EXERCISE DESCRIPTION ▸ Reproduce the entire listing word for word.

RECORDS FOR PROCESSING ▸

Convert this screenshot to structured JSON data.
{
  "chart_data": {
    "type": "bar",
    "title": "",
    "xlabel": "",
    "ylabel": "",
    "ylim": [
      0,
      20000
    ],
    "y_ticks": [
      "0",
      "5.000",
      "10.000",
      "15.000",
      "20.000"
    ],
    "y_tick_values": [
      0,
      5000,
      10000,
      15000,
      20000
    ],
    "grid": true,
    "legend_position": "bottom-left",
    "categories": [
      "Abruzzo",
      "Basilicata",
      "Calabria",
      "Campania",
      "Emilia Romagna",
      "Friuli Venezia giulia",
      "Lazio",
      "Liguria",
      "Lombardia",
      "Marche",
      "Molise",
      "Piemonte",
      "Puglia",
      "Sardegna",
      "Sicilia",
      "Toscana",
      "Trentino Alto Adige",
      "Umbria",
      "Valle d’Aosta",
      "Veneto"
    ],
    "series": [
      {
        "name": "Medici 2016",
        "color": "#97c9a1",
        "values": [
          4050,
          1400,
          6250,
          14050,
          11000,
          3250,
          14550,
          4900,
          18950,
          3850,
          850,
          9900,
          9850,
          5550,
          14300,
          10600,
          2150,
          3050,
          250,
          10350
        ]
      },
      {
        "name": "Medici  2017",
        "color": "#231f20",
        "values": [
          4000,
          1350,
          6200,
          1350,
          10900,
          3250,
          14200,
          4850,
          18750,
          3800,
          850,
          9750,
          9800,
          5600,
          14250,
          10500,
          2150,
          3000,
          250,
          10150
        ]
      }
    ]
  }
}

THE OUTPUT ▸
Convert this screenshot to structured JSON data.
{
  "chart_data": {
    "type": "bar",
    "title": "",
    "xlabel": "",
    "ylabel": "",
    "ylim": [
      0,
      20000
    ],
    "y_ticks": [
      "0",
      "5.000",
      "10.000",
      "15.000",
      "20.000"
    ],
    "y_tick_values": [
      0,
      5000,
      10000,
      15000,
      20000
    ],
    "grid": true,
    "legend_position": "bottom-left",
    "categories": [
      "Abruzzo",
      "Basilicata",
      "Calabria",
      "Campania",
      "Emilia Romagna",
      "Friuli Venezia giulia",
      "Lazio",
      "Liguria",
      "Lombardia",
      "Marche",
      "Molise",
      "Piemonte",
      "Puglia",
      "Sardegna",
      "Sicilia",
      "Toscana",
      "Trentino Alto Adige",
      "Umbria",
      "Valle d’Aosta",
      "Veneto"
    ],
    "series": [
      {
        "name": "Medici 2016",
        "color": "#97c9a1",
        "values": [
          4050,
          1400,
          6250,
          14050,
          11000,
          3250,
          14550,
          4900,
          18950,
          3850,
          850,
          9900,
          9850,
          5550,
          14300,
          10600,
          2150,
          3050,
          250,
          10350
        ]
      },
      {
        "name": "Medici  2017",
        "color": "#231f20",
        "values": [
          4000,
          1350,
          6200,
          1350,
          10900,
          3250,
          14200,
          4850,
          18750,
          3800,
          850,
          9750,
          9800,
          5600,
          14250,
          10500,
          2150,
          3000,
          250,
          10150
        ]
      }
    ]
  }
}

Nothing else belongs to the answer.